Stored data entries
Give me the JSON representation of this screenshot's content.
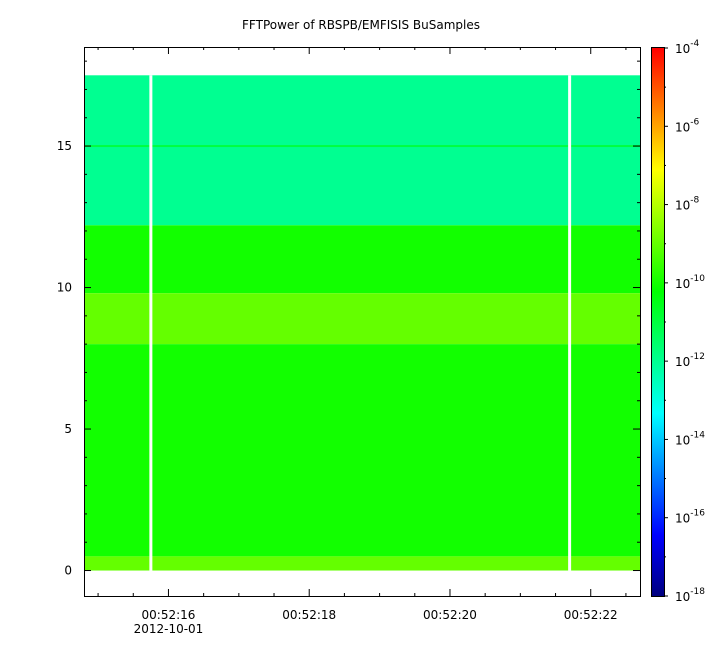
{
  "chart_data": {
    "type": "heatmap",
    "title": "FFTPower of RBSPB/EMFISIS  BuSamples",
    "xlabel": "",
    "ylabel": "",
    "x_tick_labels": [
      "00:52:16",
      "00:52:18",
      "00:52:20",
      "00:52:22"
    ],
    "x_date_label": "2012-10-01",
    "xlim": [
      "00:52:14.8",
      "00:52:22.7"
    ],
    "ylim": [
      -0.9,
      18.5
    ],
    "y_ticks": [
      0,
      5,
      10,
      15
    ],
    "colorbar": {
      "scale": "log",
      "range": [
        1e-18,
        0.0001
      ],
      "tick_labels": [
        {
          "base": "10",
          "exp": "-4"
        },
        {
          "base": "10",
          "exp": "-6"
        },
        {
          "base": "10",
          "exp": "-8"
        },
        {
          "base": "10",
          "exp": "-10"
        },
        {
          "base": "10",
          "exp": "-12"
        },
        {
          "base": "10",
          "exp": "-14"
        },
        {
          "base": "10",
          "exp": "-16"
        },
        {
          "base": "10",
          "exp": "-18"
        }
      ],
      "colors": [
        "#00007f",
        "#0000ff",
        "#007fff",
        "#00ffff",
        "#00ff7f",
        "#00ff00",
        "#7fff00",
        "#ffff00",
        "#ff7f00",
        "#ff0000"
      ]
    },
    "data_gaps_time": [
      "00:52:15.75",
      "00:52:21.7"
    ],
    "frequency_top": 17.5,
    "bands": [
      {
        "freq_range": [
          12.2,
          17.5
        ],
        "power": 1e-12
      },
      {
        "freq_range": [
          9.8,
          12.2
        ],
        "power": 1e-10
      },
      {
        "freq_range": [
          8.0,
          9.8
        ],
        "power": 1e-09
      },
      {
        "freq_range": [
          0.5,
          8.0
        ],
        "power": 1e-10
      },
      {
        "freq_range": [
          0.0,
          0.5
        ],
        "power": 1e-09
      }
    ],
    "line_15": {
      "freq": 15.0,
      "power": 1e-11
    }
  }
}
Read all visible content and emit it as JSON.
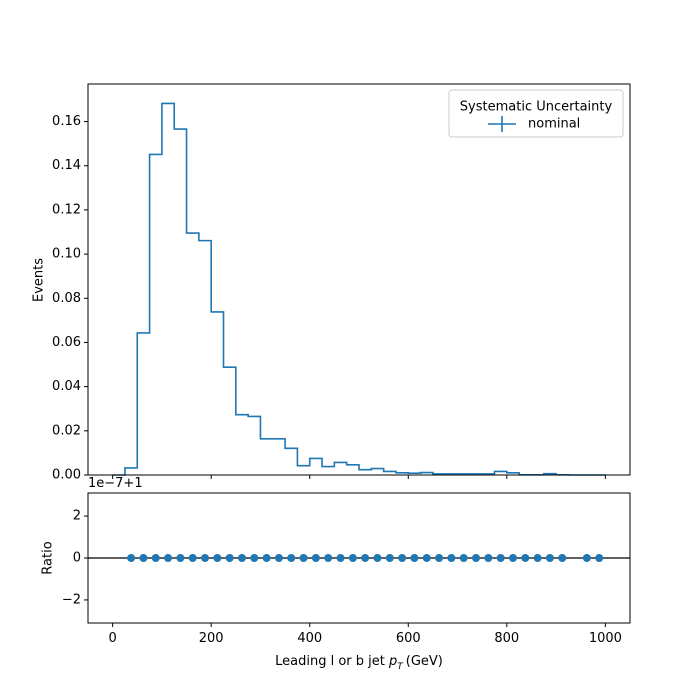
{
  "chart_data": [
    {
      "type": "step",
      "panel": "main",
      "ylabel": "Events",
      "xlim": [
        -50,
        1050
      ],
      "ylim": [
        0,
        0.177
      ],
      "yticks": [
        "0.00",
        "0.02",
        "0.04",
        "0.06",
        "0.08",
        "0.10",
        "0.12",
        "0.14",
        "0.16"
      ],
      "legend": {
        "title": "Systematic Uncertainty",
        "entries": [
          "nominal"
        ],
        "placement": "top-right"
      },
      "series": [
        {
          "name": "nominal",
          "color": "#1f77b4",
          "bin_edges": [
            0,
            25,
            50,
            75,
            100,
            125,
            150,
            175,
            200,
            225,
            250,
            275,
            300,
            325,
            350,
            375,
            400,
            425,
            450,
            475,
            500,
            525,
            550,
            575,
            600,
            625,
            650,
            675,
            700,
            725,
            750,
            775,
            800,
            825,
            850,
            875,
            900,
            925,
            950,
            975,
            1000
          ],
          "values": [
            0.0,
            0.0032,
            0.0643,
            0.1451,
            0.1682,
            0.1566,
            0.1095,
            0.1061,
            0.0738,
            0.0488,
            0.0273,
            0.0265,
            0.0164,
            0.0164,
            0.0121,
            0.0042,
            0.0075,
            0.0038,
            0.0057,
            0.0046,
            0.0024,
            0.0029,
            0.0016,
            0.001,
            0.0008,
            0.0011,
            0.0005,
            0.0005,
            0.0005,
            0.0005,
            0.0005,
            0.0016,
            0.001,
            0.0001,
            0.0001,
            0.0006,
            0.0001,
            0.0,
            0.0,
            0.0
          ]
        }
      ]
    },
    {
      "type": "scatter",
      "panel": "ratio",
      "ylabel": "Ratio",
      "xlabel": "Leading l or b jet",
      "xlabel_var": "p",
      "xlabel_sub": "T",
      "xlabel_unit": "(GeV)",
      "offset_text": "1e−7+1",
      "xlim": [
        -50,
        1050
      ],
      "ylim": [
        -3.1,
        3.1
      ],
      "xticks": [
        "0",
        "200",
        "400",
        "600",
        "800",
        "1000"
      ],
      "yticks": [
        "−2",
        "0",
        "2"
      ],
      "reference_line": 0,
      "series": [
        {
          "color": "#1f77b4",
          "x": [
            37.5,
            62.5,
            87.5,
            112.5,
            137.5,
            162.5,
            187.5,
            212.5,
            237.5,
            262.5,
            287.5,
            312.5,
            337.5,
            362.5,
            387.5,
            412.5,
            437.5,
            462.5,
            487.5,
            512.5,
            537.5,
            562.5,
            587.5,
            612.5,
            637.5,
            662.5,
            687.5,
            712.5,
            737.5,
            762.5,
            787.5,
            812.5,
            837.5,
            862.5,
            887.5,
            912.5,
            962.5,
            987.5
          ],
          "y": [
            0,
            0,
            0,
            0,
            0,
            0,
            0,
            0,
            0,
            0,
            0,
            0,
            0,
            0,
            0,
            0,
            0,
            0,
            0,
            0,
            0,
            0,
            0,
            0,
            0,
            0,
            0,
            0,
            0,
            0,
            0,
            0,
            0,
            0,
            0,
            0,
            0,
            0
          ]
        }
      ]
    }
  ]
}
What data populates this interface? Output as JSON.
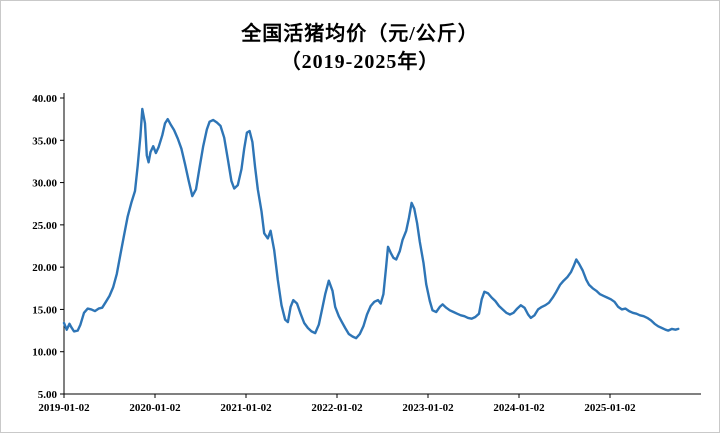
{
  "chart": {
    "title_line1": "全国活猪均价（元/公斤）",
    "title_line2": "（2019-2025年）"
  },
  "chart_data": {
    "type": "line",
    "title": "全国活猪均价（元/公斤）（2019-2025年）",
    "series_name": "全国活猪均价",
    "unit": "元/公斤",
    "xlabel": "",
    "ylabel": "",
    "line_color": "#2e75b6",
    "background": "#ffffff",
    "grid": false,
    "legend": "none",
    "ylim": [
      5,
      40
    ],
    "y_ticks": [
      {
        "v": 5,
        "label": "5.00"
      },
      {
        "v": 10,
        "label": "10.00"
      },
      {
        "v": 15,
        "label": "15.00"
      },
      {
        "v": 20,
        "label": "20.00"
      },
      {
        "v": 25,
        "label": "25.00"
      },
      {
        "v": 30,
        "label": "30.00"
      },
      {
        "v": 35,
        "label": "35.00"
      },
      {
        "v": 40,
        "label": "40.00"
      }
    ],
    "x_ticks": [
      {
        "v": 2019,
        "label": "2019-01-02"
      },
      {
        "v": 2020,
        "label": "2020-01-02"
      },
      {
        "v": 2021,
        "label": "2021-01-02"
      },
      {
        "v": 2022,
        "label": "2022-01-02"
      },
      {
        "v": 2023,
        "label": "2023-01-02"
      },
      {
        "v": 2024,
        "label": "2024-01-02"
      },
      {
        "v": 2025,
        "label": "2025-01-02"
      }
    ],
    "points": [
      [
        2019.0,
        13.4
      ],
      [
        2019.03,
        12.6
      ],
      [
        2019.06,
        13.3
      ],
      [
        2019.08,
        12.9
      ],
      [
        2019.11,
        12.4
      ],
      [
        2019.15,
        12.5
      ],
      [
        2019.18,
        13.2
      ],
      [
        2019.22,
        14.6
      ],
      [
        2019.26,
        15.1
      ],
      [
        2019.3,
        15.0
      ],
      [
        2019.34,
        14.8
      ],
      [
        2019.38,
        15.1
      ],
      [
        2019.42,
        15.2
      ],
      [
        2019.46,
        15.9
      ],
      [
        2019.5,
        16.6
      ],
      [
        2019.54,
        17.6
      ],
      [
        2019.58,
        19.2
      ],
      [
        2019.62,
        21.5
      ],
      [
        2019.66,
        23.8
      ],
      [
        2019.7,
        26.0
      ],
      [
        2019.74,
        27.6
      ],
      [
        2019.78,
        29.0
      ],
      [
        2019.81,
        32.0
      ],
      [
        2019.84,
        35.5
      ],
      [
        2019.86,
        38.7
      ],
      [
        2019.89,
        37.0
      ],
      [
        2019.91,
        33.2
      ],
      [
        2019.93,
        32.4
      ],
      [
        2019.95,
        33.6
      ],
      [
        2019.98,
        34.3
      ],
      [
        2020.01,
        33.5
      ],
      [
        2020.04,
        34.2
      ],
      [
        2020.08,
        35.6
      ],
      [
        2020.11,
        37.0
      ],
      [
        2020.14,
        37.5
      ],
      [
        2020.17,
        36.9
      ],
      [
        2020.21,
        36.2
      ],
      [
        2020.25,
        35.2
      ],
      [
        2020.29,
        34.0
      ],
      [
        2020.33,
        32.2
      ],
      [
        2020.37,
        30.2
      ],
      [
        2020.41,
        28.4
      ],
      [
        2020.45,
        29.2
      ],
      [
        2020.49,
        31.8
      ],
      [
        2020.53,
        34.3
      ],
      [
        2020.57,
        36.3
      ],
      [
        2020.6,
        37.2
      ],
      [
        2020.64,
        37.4
      ],
      [
        2020.68,
        37.1
      ],
      [
        2020.72,
        36.7
      ],
      [
        2020.76,
        35.3
      ],
      [
        2020.8,
        32.8
      ],
      [
        2020.84,
        30.2
      ],
      [
        2020.87,
        29.3
      ],
      [
        2020.91,
        29.7
      ],
      [
        2020.95,
        31.6
      ],
      [
        2020.98,
        34.0
      ],
      [
        2021.01,
        35.9
      ],
      [
        2021.04,
        36.1
      ],
      [
        2021.07,
        34.8
      ],
      [
        2021.1,
        31.8
      ],
      [
        2021.13,
        29.2
      ],
      [
        2021.17,
        26.6
      ],
      [
        2021.2,
        24.0
      ],
      [
        2021.24,
        23.4
      ],
      [
        2021.27,
        24.3
      ],
      [
        2021.31,
        22.0
      ],
      [
        2021.35,
        18.5
      ],
      [
        2021.39,
        15.5
      ],
      [
        2021.43,
        13.8
      ],
      [
        2021.46,
        13.5
      ],
      [
        2021.49,
        15.3
      ],
      [
        2021.52,
        16.1
      ],
      [
        2021.56,
        15.7
      ],
      [
        2021.6,
        14.5
      ],
      [
        2021.64,
        13.4
      ],
      [
        2021.68,
        12.8
      ],
      [
        2021.72,
        12.4
      ],
      [
        2021.76,
        12.2
      ],
      [
        2021.8,
        13.2
      ],
      [
        2021.84,
        15.2
      ],
      [
        2021.87,
        16.8
      ],
      [
        2021.91,
        18.4
      ],
      [
        2021.95,
        17.2
      ],
      [
        2021.98,
        15.3
      ],
      [
        2022.02,
        14.2
      ],
      [
        2022.05,
        13.6
      ],
      [
        2022.09,
        12.8
      ],
      [
        2022.13,
        12.1
      ],
      [
        2022.17,
        11.8
      ],
      [
        2022.21,
        11.6
      ],
      [
        2022.25,
        12.1
      ],
      [
        2022.29,
        13.0
      ],
      [
        2022.33,
        14.4
      ],
      [
        2022.37,
        15.4
      ],
      [
        2022.41,
        15.9
      ],
      [
        2022.45,
        16.1
      ],
      [
        2022.48,
        15.7
      ],
      [
        2022.51,
        16.8
      ],
      [
        2022.54,
        20.0
      ],
      [
        2022.56,
        22.4
      ],
      [
        2022.59,
        21.7
      ],
      [
        2022.62,
        21.1
      ],
      [
        2022.65,
        20.9
      ],
      [
        2022.69,
        21.9
      ],
      [
        2022.72,
        23.2
      ],
      [
        2022.76,
        24.3
      ],
      [
        2022.79,
        25.8
      ],
      [
        2022.82,
        27.6
      ],
      [
        2022.85,
        26.9
      ],
      [
        2022.88,
        25.2
      ],
      [
        2022.91,
        23.0
      ],
      [
        2022.95,
        20.5
      ],
      [
        2022.98,
        18.0
      ],
      [
        2023.02,
        16.0
      ],
      [
        2023.05,
        14.9
      ],
      [
        2023.09,
        14.7
      ],
      [
        2023.13,
        15.3
      ],
      [
        2023.16,
        15.6
      ],
      [
        2023.2,
        15.2
      ],
      [
        2023.24,
        14.9
      ],
      [
        2023.28,
        14.7
      ],
      [
        2023.32,
        14.5
      ],
      [
        2023.36,
        14.3
      ],
      [
        2023.4,
        14.2
      ],
      [
        2023.44,
        14.0
      ],
      [
        2023.48,
        13.9
      ],
      [
        2023.52,
        14.1
      ],
      [
        2023.56,
        14.5
      ],
      [
        2023.59,
        16.2
      ],
      [
        2023.62,
        17.1
      ],
      [
        2023.66,
        16.9
      ],
      [
        2023.7,
        16.4
      ],
      [
        2023.74,
        16.0
      ],
      [
        2023.78,
        15.4
      ],
      [
        2023.82,
        15.0
      ],
      [
        2023.86,
        14.6
      ],
      [
        2023.9,
        14.4
      ],
      [
        2023.94,
        14.6
      ],
      [
        2023.98,
        15.1
      ],
      [
        2024.02,
        15.5
      ],
      [
        2024.06,
        15.2
      ],
      [
        2024.1,
        14.4
      ],
      [
        2024.13,
        14.0
      ],
      [
        2024.17,
        14.3
      ],
      [
        2024.21,
        15.0
      ],
      [
        2024.25,
        15.3
      ],
      [
        2024.29,
        15.5
      ],
      [
        2024.33,
        15.8
      ],
      [
        2024.37,
        16.4
      ],
      [
        2024.41,
        17.1
      ],
      [
        2024.45,
        17.9
      ],
      [
        2024.49,
        18.4
      ],
      [
        2024.53,
        18.8
      ],
      [
        2024.57,
        19.4
      ],
      [
        2024.6,
        20.1
      ],
      [
        2024.63,
        20.9
      ],
      [
        2024.66,
        20.4
      ],
      [
        2024.7,
        19.6
      ],
      [
        2024.74,
        18.5
      ],
      [
        2024.77,
        17.9
      ],
      [
        2024.81,
        17.5
      ],
      [
        2024.85,
        17.2
      ],
      [
        2024.89,
        16.8
      ],
      [
        2024.93,
        16.6
      ],
      [
        2024.97,
        16.4
      ],
      [
        2025.01,
        16.2
      ],
      [
        2025.05,
        15.9
      ],
      [
        2025.09,
        15.3
      ],
      [
        2025.13,
        15.0
      ],
      [
        2025.17,
        15.1
      ],
      [
        2025.21,
        14.8
      ],
      [
        2025.25,
        14.6
      ],
      [
        2025.29,
        14.5
      ],
      [
        2025.33,
        14.3
      ],
      [
        2025.37,
        14.2
      ],
      [
        2025.41,
        14.0
      ],
      [
        2025.45,
        13.7
      ],
      [
        2025.49,
        13.3
      ],
      [
        2025.53,
        13.0
      ],
      [
        2025.57,
        12.8
      ],
      [
        2025.61,
        12.6
      ],
      [
        2025.64,
        12.5
      ],
      [
        2025.68,
        12.7
      ],
      [
        2025.72,
        12.6
      ],
      [
        2025.75,
        12.7
      ]
    ]
  }
}
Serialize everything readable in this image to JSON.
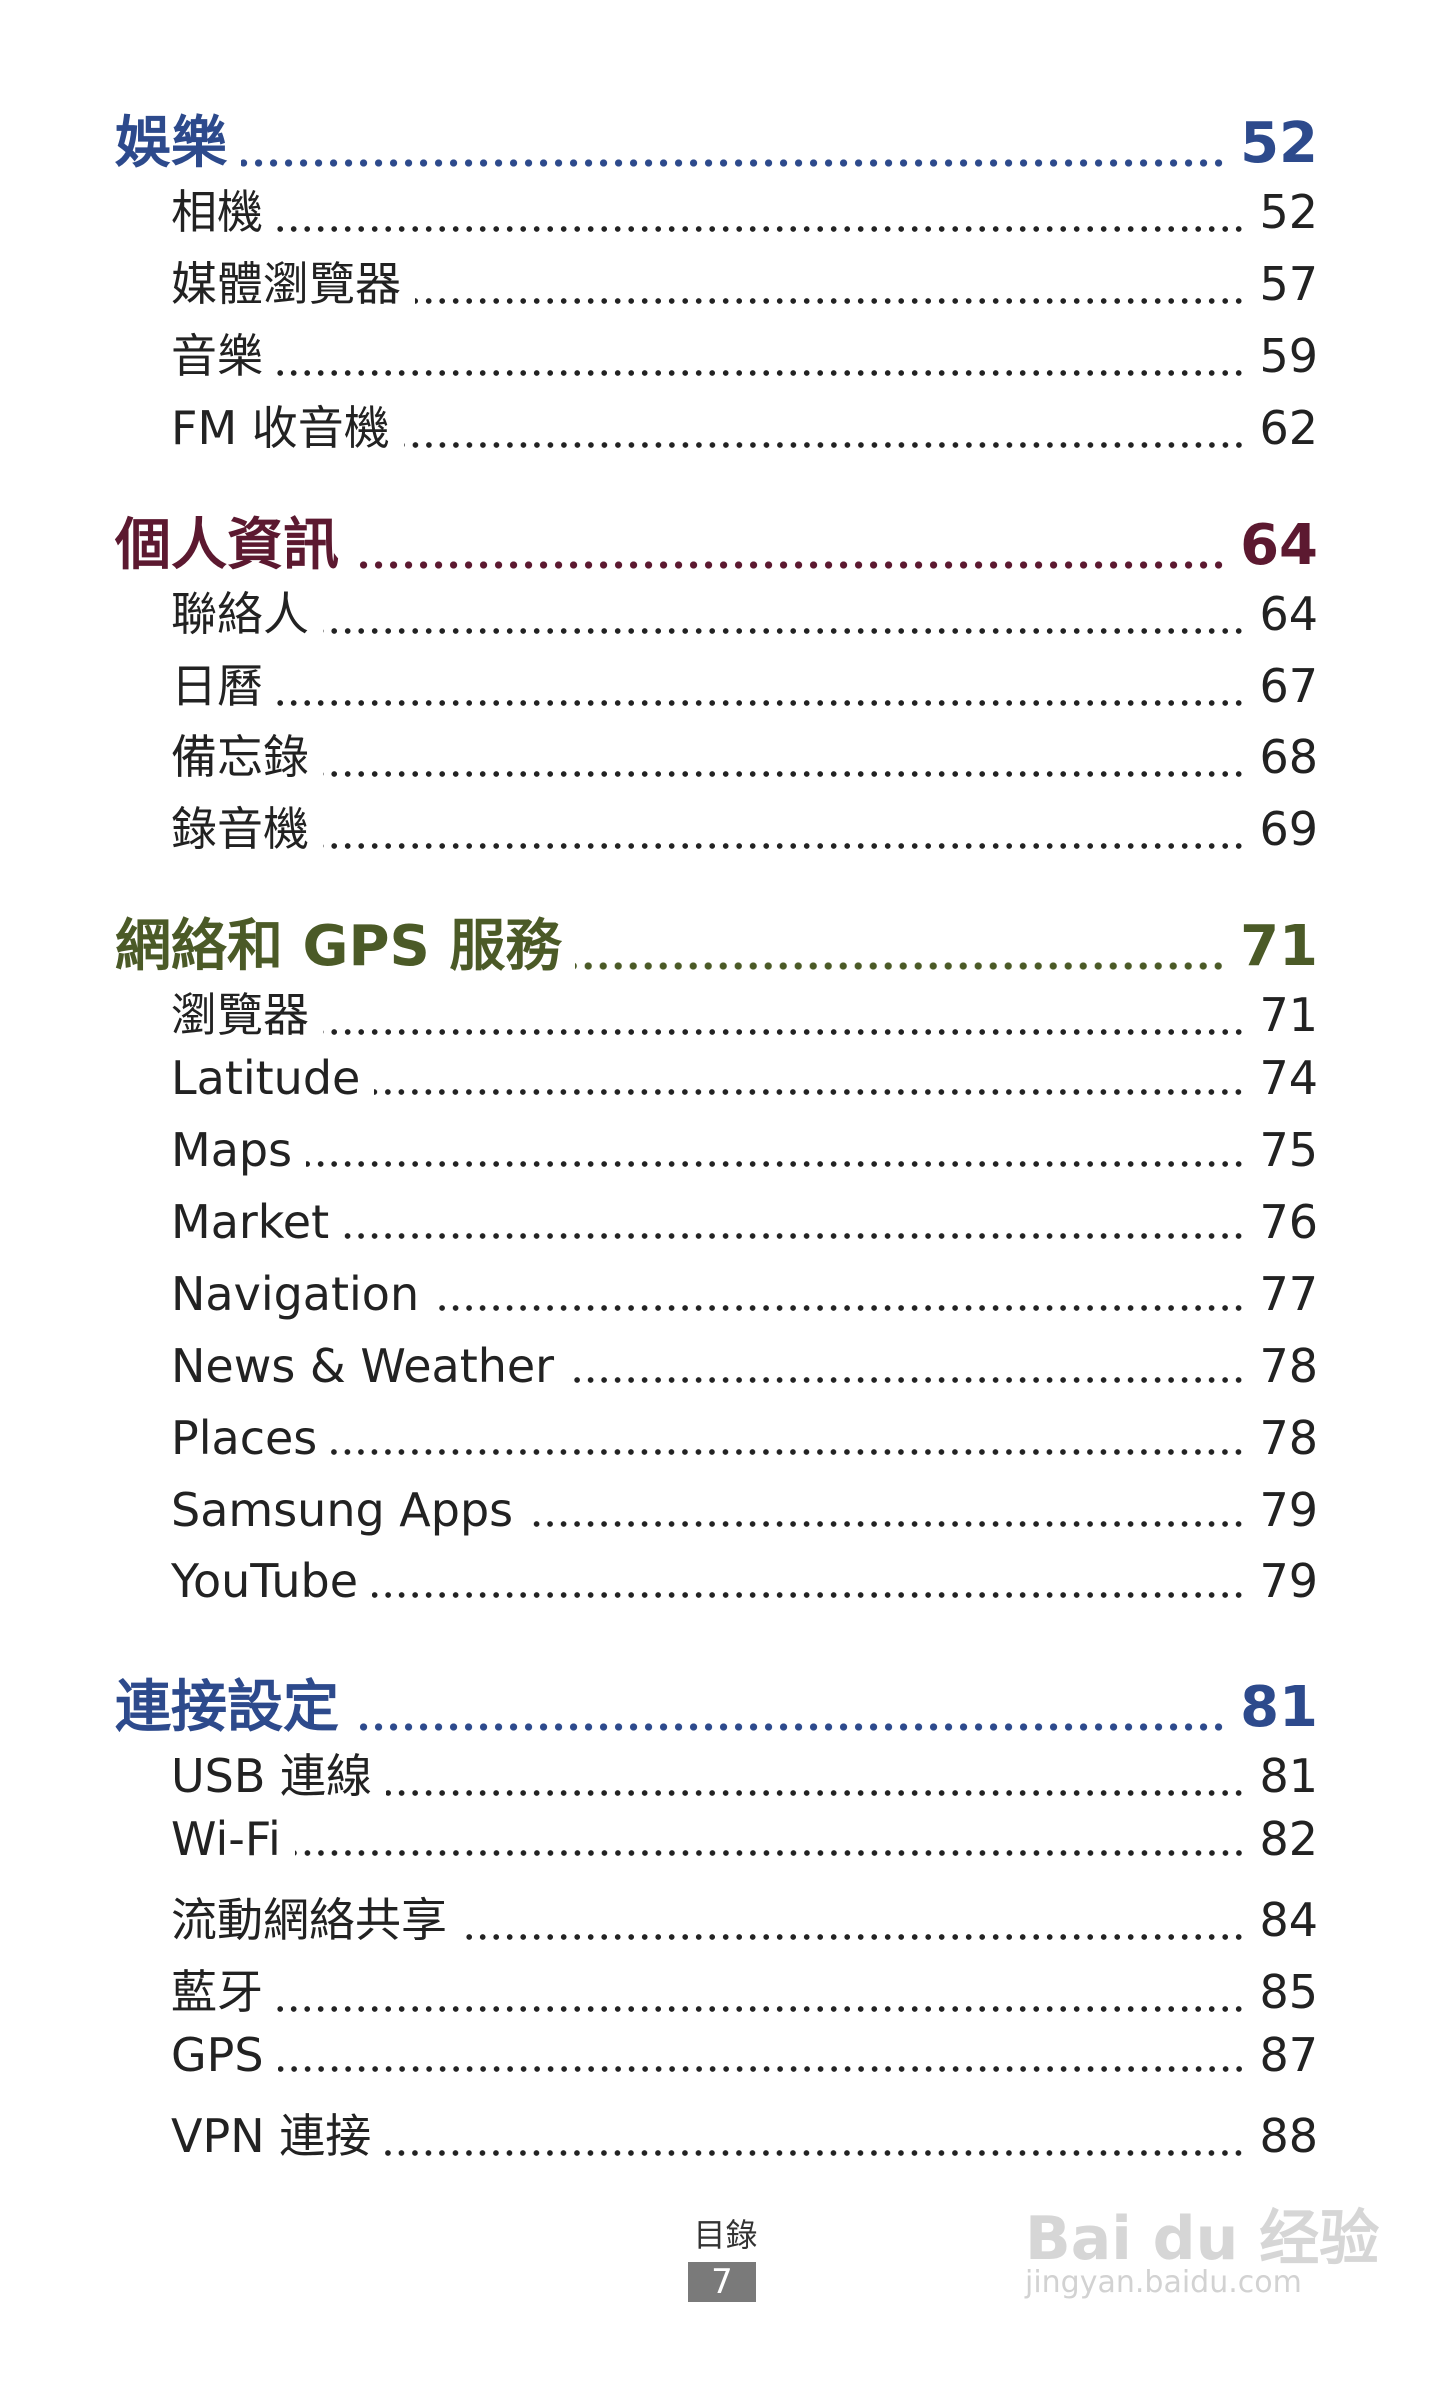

STATED GOAL -
Leave out every line without the string "JSON" and copy the rest.

REPLY -
Give me the JSON representation of this screenshot's content.
Read all visible content and emit it as JSON.
What data populates this interface? Output as JSON.
Serialize everything readable in this image to JSON.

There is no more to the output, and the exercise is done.